### Problem to solve
Show all lines of the listing that hold the word "Selection".

A run of records
** start **

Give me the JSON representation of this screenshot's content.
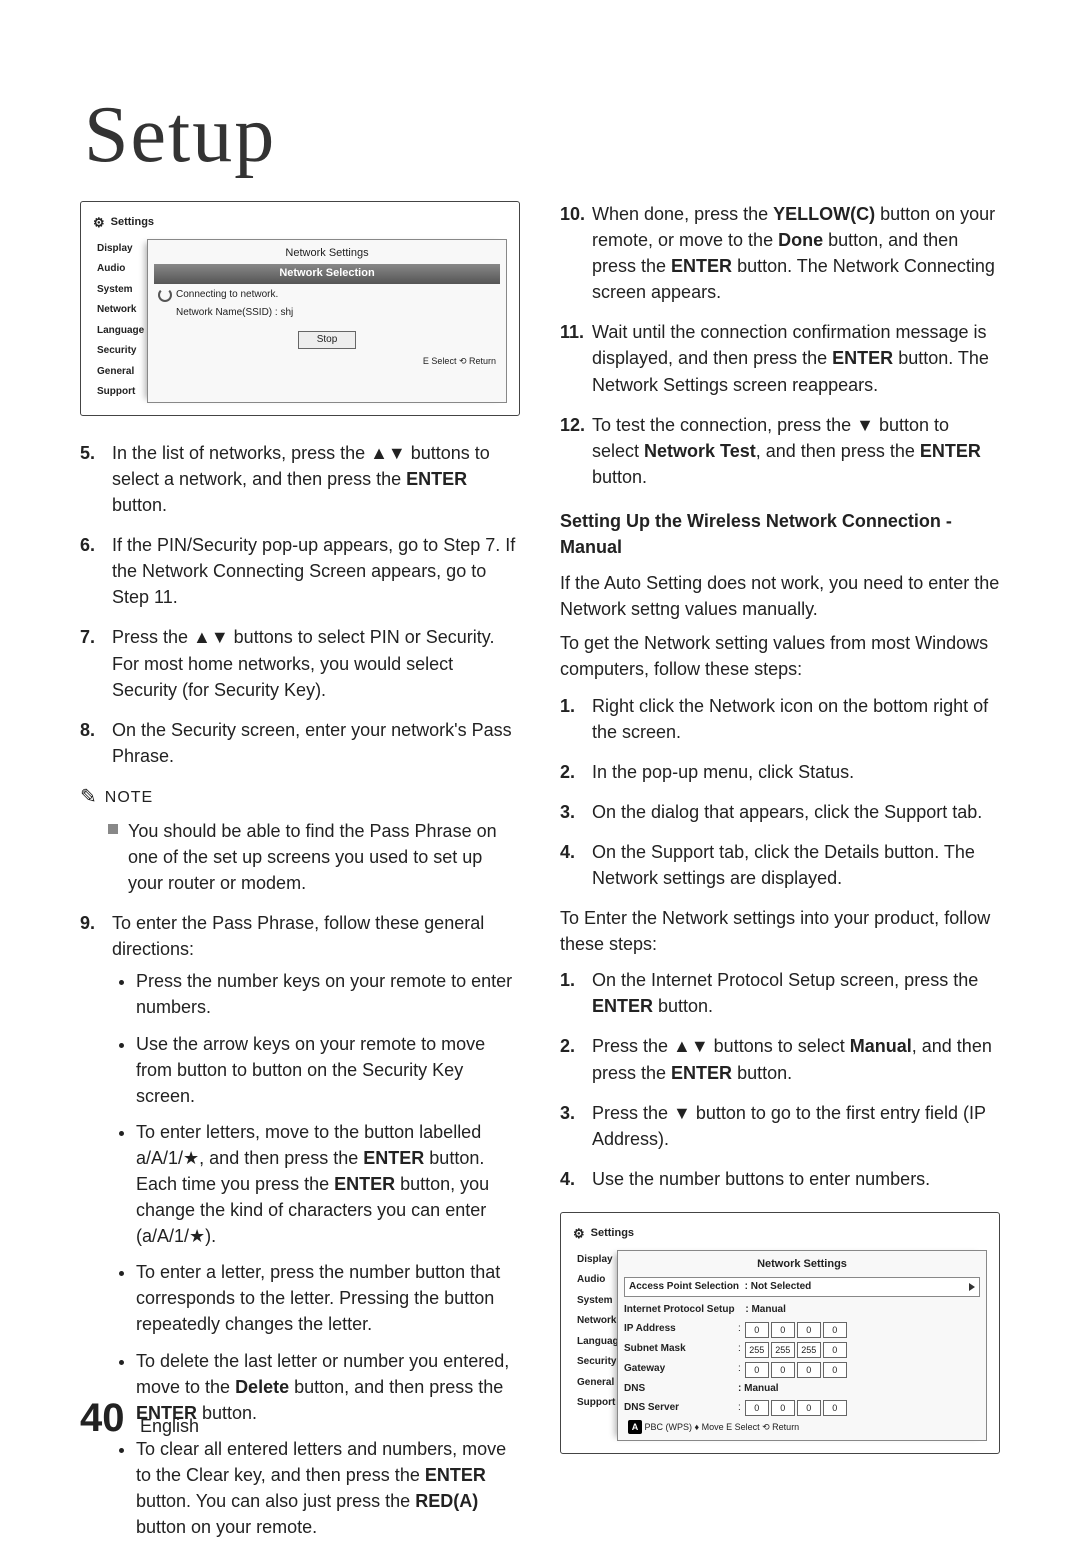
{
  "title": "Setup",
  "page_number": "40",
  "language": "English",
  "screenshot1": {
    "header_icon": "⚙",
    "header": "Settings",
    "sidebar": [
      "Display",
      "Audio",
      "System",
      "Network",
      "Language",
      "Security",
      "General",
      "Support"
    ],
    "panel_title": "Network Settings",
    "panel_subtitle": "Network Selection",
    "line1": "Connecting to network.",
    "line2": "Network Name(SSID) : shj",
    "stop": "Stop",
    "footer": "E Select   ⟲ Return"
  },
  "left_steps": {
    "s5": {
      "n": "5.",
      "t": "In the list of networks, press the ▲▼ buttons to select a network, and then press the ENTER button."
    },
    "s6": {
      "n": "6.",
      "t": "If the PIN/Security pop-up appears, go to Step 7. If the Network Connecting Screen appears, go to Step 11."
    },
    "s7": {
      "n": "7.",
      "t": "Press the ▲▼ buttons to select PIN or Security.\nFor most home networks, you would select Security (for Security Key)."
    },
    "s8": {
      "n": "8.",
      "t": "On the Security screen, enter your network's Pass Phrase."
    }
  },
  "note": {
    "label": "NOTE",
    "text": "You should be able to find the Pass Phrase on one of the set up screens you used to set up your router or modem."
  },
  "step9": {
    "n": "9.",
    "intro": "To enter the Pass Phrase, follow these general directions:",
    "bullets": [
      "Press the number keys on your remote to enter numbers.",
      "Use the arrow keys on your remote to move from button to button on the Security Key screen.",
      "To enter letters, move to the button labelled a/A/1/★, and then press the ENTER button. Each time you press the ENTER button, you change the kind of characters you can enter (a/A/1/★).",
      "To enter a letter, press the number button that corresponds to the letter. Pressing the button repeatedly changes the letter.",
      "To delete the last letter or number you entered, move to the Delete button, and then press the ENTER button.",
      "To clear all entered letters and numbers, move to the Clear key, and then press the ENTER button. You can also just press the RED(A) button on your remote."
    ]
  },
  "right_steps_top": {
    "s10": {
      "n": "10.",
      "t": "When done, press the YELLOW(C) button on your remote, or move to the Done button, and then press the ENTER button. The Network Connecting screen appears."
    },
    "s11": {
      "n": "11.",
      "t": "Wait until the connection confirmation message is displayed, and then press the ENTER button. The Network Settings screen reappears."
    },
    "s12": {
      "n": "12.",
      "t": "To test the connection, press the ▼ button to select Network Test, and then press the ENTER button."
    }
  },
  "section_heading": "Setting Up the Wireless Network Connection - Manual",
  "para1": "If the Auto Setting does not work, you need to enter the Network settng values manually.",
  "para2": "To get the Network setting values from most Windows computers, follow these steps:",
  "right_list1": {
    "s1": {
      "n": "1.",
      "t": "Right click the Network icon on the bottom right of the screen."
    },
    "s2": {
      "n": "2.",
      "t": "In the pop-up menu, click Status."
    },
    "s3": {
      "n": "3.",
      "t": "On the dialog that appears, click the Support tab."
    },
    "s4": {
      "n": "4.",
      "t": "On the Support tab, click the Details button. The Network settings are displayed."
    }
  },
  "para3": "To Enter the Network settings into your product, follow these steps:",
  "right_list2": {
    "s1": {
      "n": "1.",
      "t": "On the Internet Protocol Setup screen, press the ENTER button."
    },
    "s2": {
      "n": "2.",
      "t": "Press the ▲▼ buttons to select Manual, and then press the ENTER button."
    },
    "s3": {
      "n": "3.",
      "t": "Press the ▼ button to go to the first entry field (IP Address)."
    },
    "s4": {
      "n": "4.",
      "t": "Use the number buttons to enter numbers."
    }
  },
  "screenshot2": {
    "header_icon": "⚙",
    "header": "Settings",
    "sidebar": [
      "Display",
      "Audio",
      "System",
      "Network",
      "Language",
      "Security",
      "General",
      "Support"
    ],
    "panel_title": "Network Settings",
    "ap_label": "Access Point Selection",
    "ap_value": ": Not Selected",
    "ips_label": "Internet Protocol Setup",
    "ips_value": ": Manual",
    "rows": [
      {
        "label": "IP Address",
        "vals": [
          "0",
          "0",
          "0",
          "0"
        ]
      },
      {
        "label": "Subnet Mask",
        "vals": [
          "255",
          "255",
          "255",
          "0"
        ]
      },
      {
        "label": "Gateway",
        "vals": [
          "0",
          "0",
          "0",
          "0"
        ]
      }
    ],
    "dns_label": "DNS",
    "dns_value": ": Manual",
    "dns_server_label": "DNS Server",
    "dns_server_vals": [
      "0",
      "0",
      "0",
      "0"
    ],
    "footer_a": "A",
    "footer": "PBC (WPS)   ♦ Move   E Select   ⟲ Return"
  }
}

** end **
** start **

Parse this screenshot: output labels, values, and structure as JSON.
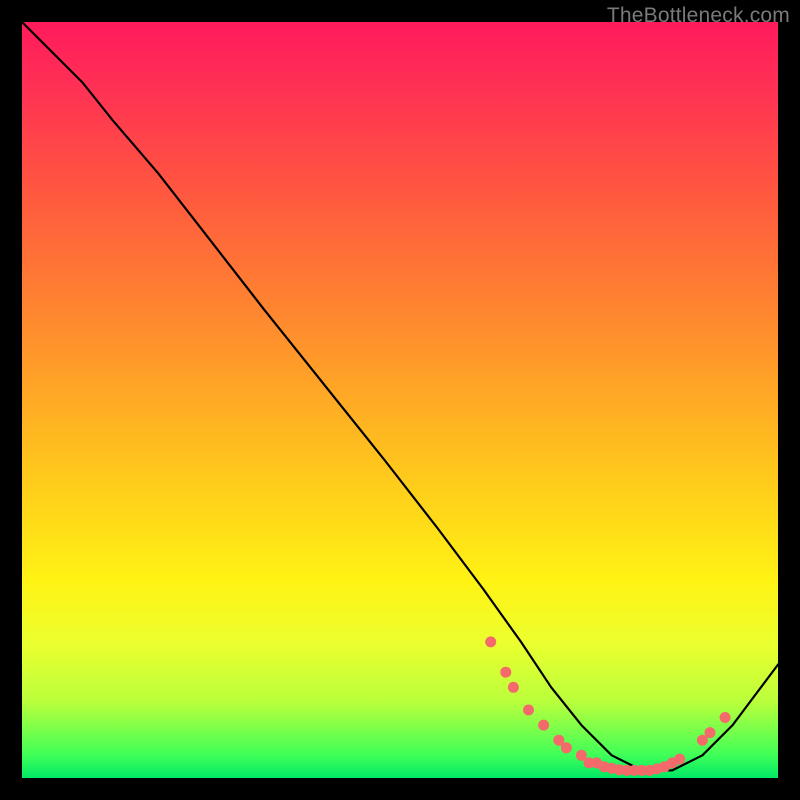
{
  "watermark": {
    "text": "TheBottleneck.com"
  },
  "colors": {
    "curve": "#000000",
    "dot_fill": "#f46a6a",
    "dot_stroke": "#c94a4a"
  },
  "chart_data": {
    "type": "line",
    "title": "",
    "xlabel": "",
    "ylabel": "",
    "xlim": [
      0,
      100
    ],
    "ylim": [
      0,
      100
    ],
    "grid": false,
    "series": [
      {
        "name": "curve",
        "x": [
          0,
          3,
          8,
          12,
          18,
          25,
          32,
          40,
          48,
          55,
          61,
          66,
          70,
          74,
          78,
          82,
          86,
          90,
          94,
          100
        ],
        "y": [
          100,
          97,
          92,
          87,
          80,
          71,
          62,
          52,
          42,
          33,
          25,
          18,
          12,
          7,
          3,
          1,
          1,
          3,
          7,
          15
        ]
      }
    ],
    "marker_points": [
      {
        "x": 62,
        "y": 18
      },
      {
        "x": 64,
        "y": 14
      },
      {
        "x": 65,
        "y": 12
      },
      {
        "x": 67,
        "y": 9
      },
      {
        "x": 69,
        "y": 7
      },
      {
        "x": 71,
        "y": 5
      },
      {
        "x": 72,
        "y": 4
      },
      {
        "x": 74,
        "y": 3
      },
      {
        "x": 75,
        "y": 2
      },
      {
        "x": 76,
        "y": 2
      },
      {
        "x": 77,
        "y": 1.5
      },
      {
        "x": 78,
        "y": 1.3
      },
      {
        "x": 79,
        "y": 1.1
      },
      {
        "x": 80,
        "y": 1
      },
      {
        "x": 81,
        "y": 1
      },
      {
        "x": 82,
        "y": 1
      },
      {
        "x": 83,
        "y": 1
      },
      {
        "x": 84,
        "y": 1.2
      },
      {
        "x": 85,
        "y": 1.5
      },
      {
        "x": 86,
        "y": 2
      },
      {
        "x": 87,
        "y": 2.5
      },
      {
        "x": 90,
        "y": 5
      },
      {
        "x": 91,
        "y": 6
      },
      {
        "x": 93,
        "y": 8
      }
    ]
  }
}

** end **

### The completed task
    "panel_subtitle": "Network Selection",
    "ap_label": "Access Point Selection",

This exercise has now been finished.